# DATA RECORDS:
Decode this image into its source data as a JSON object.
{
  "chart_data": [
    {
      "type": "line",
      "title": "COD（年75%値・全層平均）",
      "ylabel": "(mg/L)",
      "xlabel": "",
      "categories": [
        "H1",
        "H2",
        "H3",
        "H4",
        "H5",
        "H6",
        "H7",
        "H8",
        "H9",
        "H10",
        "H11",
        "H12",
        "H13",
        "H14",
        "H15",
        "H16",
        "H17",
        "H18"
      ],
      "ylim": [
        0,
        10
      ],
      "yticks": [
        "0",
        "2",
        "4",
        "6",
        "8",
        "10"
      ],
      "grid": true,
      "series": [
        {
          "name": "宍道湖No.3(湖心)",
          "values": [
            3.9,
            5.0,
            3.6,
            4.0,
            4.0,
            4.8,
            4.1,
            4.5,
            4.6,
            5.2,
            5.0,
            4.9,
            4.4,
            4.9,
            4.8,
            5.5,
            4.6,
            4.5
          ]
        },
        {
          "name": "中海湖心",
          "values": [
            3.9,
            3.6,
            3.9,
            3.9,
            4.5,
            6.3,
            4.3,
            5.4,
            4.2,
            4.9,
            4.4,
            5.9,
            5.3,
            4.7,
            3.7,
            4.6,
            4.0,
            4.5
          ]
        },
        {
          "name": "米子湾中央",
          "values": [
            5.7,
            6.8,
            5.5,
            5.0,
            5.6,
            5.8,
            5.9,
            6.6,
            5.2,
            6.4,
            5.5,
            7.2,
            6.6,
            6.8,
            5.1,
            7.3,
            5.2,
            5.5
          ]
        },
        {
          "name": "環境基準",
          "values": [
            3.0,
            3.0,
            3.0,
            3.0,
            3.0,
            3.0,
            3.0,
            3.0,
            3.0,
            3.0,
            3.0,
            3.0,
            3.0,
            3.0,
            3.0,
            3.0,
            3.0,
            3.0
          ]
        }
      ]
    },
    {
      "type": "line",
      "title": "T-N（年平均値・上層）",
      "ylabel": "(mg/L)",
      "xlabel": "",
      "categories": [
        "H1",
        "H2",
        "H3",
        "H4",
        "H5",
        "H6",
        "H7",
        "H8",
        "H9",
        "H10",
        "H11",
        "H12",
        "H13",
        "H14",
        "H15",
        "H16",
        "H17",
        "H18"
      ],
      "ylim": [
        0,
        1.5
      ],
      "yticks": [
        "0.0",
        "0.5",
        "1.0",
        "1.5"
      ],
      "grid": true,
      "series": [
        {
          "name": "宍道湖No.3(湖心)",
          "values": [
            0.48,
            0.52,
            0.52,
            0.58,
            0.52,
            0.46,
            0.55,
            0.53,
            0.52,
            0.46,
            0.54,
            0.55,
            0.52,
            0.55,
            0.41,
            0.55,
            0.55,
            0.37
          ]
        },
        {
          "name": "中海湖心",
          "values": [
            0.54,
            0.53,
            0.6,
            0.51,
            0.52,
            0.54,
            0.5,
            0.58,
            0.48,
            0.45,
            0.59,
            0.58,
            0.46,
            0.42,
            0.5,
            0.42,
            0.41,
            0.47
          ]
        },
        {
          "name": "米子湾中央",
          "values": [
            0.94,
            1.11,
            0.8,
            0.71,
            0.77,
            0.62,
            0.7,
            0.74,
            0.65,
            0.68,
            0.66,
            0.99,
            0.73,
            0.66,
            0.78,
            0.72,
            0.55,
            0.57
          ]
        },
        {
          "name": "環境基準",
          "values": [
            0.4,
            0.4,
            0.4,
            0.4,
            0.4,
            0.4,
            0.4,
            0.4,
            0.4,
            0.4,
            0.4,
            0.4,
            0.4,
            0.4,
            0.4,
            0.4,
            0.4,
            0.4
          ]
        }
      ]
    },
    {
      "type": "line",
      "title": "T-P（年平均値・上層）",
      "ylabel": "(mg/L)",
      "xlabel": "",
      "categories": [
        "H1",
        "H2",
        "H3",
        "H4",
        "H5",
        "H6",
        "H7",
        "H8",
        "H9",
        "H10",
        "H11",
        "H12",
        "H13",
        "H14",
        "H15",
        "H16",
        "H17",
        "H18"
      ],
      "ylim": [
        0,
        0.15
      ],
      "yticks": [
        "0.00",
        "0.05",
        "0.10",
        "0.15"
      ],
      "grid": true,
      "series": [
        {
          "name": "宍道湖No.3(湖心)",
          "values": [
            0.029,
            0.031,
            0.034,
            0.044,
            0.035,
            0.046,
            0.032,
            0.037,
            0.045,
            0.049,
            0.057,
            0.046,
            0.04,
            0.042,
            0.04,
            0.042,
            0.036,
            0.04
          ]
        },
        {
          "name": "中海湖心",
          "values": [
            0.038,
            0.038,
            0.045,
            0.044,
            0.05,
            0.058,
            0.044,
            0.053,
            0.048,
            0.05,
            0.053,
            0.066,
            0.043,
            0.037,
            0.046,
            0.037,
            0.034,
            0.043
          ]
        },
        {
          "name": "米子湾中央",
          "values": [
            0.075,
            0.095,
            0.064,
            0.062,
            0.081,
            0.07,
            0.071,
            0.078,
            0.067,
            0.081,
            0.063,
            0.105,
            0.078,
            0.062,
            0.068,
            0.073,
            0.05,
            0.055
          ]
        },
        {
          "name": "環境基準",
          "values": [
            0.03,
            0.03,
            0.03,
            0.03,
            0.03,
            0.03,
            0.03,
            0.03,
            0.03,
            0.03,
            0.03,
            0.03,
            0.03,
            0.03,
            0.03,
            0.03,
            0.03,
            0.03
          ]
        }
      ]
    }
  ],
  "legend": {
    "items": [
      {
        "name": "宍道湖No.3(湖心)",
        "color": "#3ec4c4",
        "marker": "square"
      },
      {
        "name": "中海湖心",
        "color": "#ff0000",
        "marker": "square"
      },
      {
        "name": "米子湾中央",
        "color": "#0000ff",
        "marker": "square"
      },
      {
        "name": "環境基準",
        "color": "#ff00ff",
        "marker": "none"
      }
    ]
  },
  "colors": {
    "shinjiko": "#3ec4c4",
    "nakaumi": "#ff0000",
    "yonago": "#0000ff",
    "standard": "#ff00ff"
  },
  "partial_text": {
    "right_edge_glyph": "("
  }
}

# OBJECTIVE:
Using the listing above, retype each line exactly.

# THE OUTPUT:
Decode this image into its source data as a JSON object.
{
  "chart_data": [
    {
      "type": "line",
      "title": "COD（年75%値・全層平均）",
      "ylabel": "(mg/L)",
      "xlabel": "",
      "categories": [
        "H1",
        "H2",
        "H3",
        "H4",
        "H5",
        "H6",
        "H7",
        "H8",
        "H9",
        "H10",
        "H11",
        "H12",
        "H13",
        "H14",
        "H15",
        "H16",
        "H17",
        "H18"
      ],
      "ylim": [
        0,
        10
      ],
      "yticks": [
        "0",
        "2",
        "4",
        "6",
        "8",
        "10"
      ],
      "grid": true,
      "series": [
        {
          "name": "宍道湖No.3(湖心)",
          "values": [
            3.9,
            5.0,
            3.6,
            4.0,
            4.0,
            4.8,
            4.1,
            4.5,
            4.6,
            5.2,
            5.0,
            4.9,
            4.4,
            4.9,
            4.8,
            5.5,
            4.6,
            4.5
          ]
        },
        {
          "name": "中海湖心",
          "values": [
            3.9,
            3.6,
            3.9,
            3.9,
            4.5,
            6.3,
            4.3,
            5.4,
            4.2,
            4.9,
            4.4,
            5.9,
            5.3,
            4.7,
            3.7,
            4.6,
            4.0,
            4.5
          ]
        },
        {
          "name": "米子湾中央",
          "values": [
            5.7,
            6.8,
            5.5,
            5.0,
            5.6,
            5.8,
            5.9,
            6.6,
            5.2,
            6.4,
            5.5,
            7.2,
            6.6,
            6.8,
            5.1,
            7.3,
            5.2,
            5.5
          ]
        },
        {
          "name": "環境基準",
          "values": [
            3.0,
            3.0,
            3.0,
            3.0,
            3.0,
            3.0,
            3.0,
            3.0,
            3.0,
            3.0,
            3.0,
            3.0,
            3.0,
            3.0,
            3.0,
            3.0,
            3.0,
            3.0
          ]
        }
      ]
    },
    {
      "type": "line",
      "title": "T-N（年平均値・上層）",
      "ylabel": "(mg/L)",
      "xlabel": "",
      "categories": [
        "H1",
        "H2",
        "H3",
        "H4",
        "H5",
        "H6",
        "H7",
        "H8",
        "H9",
        "H10",
        "H11",
        "H12",
        "H13",
        "H14",
        "H15",
        "H16",
        "H17",
        "H18"
      ],
      "ylim": [
        0,
        1.5
      ],
      "yticks": [
        "0.0",
        "0.5",
        "1.0",
        "1.5"
      ],
      "grid": true,
      "series": [
        {
          "name": "宍道湖No.3(湖心)",
          "values": [
            0.48,
            0.52,
            0.52,
            0.58,
            0.52,
            0.46,
            0.55,
            0.53,
            0.52,
            0.46,
            0.54,
            0.55,
            0.52,
            0.55,
            0.41,
            0.55,
            0.55,
            0.37
          ]
        },
        {
          "name": "中海湖心",
          "values": [
            0.54,
            0.53,
            0.6,
            0.51,
            0.52,
            0.54,
            0.5,
            0.58,
            0.48,
            0.45,
            0.59,
            0.58,
            0.46,
            0.42,
            0.5,
            0.42,
            0.41,
            0.47
          ]
        },
        {
          "name": "米子湾中央",
          "values": [
            0.94,
            1.11,
            0.8,
            0.71,
            0.77,
            0.62,
            0.7,
            0.74,
            0.65,
            0.68,
            0.66,
            0.99,
            0.73,
            0.66,
            0.78,
            0.72,
            0.55,
            0.57
          ]
        },
        {
          "name": "環境基準",
          "values": [
            0.4,
            0.4,
            0.4,
            0.4,
            0.4,
            0.4,
            0.4,
            0.4,
            0.4,
            0.4,
            0.4,
            0.4,
            0.4,
            0.4,
            0.4,
            0.4,
            0.4,
            0.4
          ]
        }
      ]
    },
    {
      "type": "line",
      "title": "T-P（年平均値・上層）",
      "ylabel": "(mg/L)",
      "xlabel": "",
      "categories": [
        "H1",
        "H2",
        "H3",
        "H4",
        "H5",
        "H6",
        "H7",
        "H8",
        "H9",
        "H10",
        "H11",
        "H12",
        "H13",
        "H14",
        "H15",
        "H16",
        "H17",
        "H18"
      ],
      "ylim": [
        0,
        0.15
      ],
      "yticks": [
        "0.00",
        "0.05",
        "0.10",
        "0.15"
      ],
      "grid": true,
      "series": [
        {
          "name": "宍道湖No.3(湖心)",
          "values": [
            0.029,
            0.031,
            0.034,
            0.044,
            0.035,
            0.046,
            0.032,
            0.037,
            0.045,
            0.049,
            0.057,
            0.046,
            0.04,
            0.042,
            0.04,
            0.042,
            0.036,
            0.04
          ]
        },
        {
          "name": "中海湖心",
          "values": [
            0.038,
            0.038,
            0.045,
            0.044,
            0.05,
            0.058,
            0.044,
            0.053,
            0.048,
            0.05,
            0.053,
            0.066,
            0.043,
            0.037,
            0.046,
            0.037,
            0.034,
            0.043
          ]
        },
        {
          "name": "米子湾中央",
          "values": [
            0.075,
            0.095,
            0.064,
            0.062,
            0.081,
            0.07,
            0.071,
            0.078,
            0.067,
            0.081,
            0.063,
            0.105,
            0.078,
            0.062,
            0.068,
            0.073,
            0.05,
            0.055
          ]
        },
        {
          "name": "環境基準",
          "values": [
            0.03,
            0.03,
            0.03,
            0.03,
            0.03,
            0.03,
            0.03,
            0.03,
            0.03,
            0.03,
            0.03,
            0.03,
            0.03,
            0.03,
            0.03,
            0.03,
            0.03,
            0.03
          ]
        }
      ]
    }
  ],
  "legend": {
    "items": [
      {
        "name": "宍道湖No.3(湖心)",
        "color": "#3ec4c4",
        "marker": "square"
      },
      {
        "name": "中海湖心",
        "color": "#ff0000",
        "marker": "square"
      },
      {
        "name": "米子湾中央",
        "color": "#0000ff",
        "marker": "square"
      },
      {
        "name": "環境基準",
        "color": "#ff00ff",
        "marker": "none"
      }
    ]
  },
  "colors": {
    "shinjiko": "#3ec4c4",
    "nakaumi": "#ff0000",
    "yonago": "#0000ff",
    "standard": "#ff00ff"
  },
  "partial_text": {
    "right_edge_glyph": "("
  }
}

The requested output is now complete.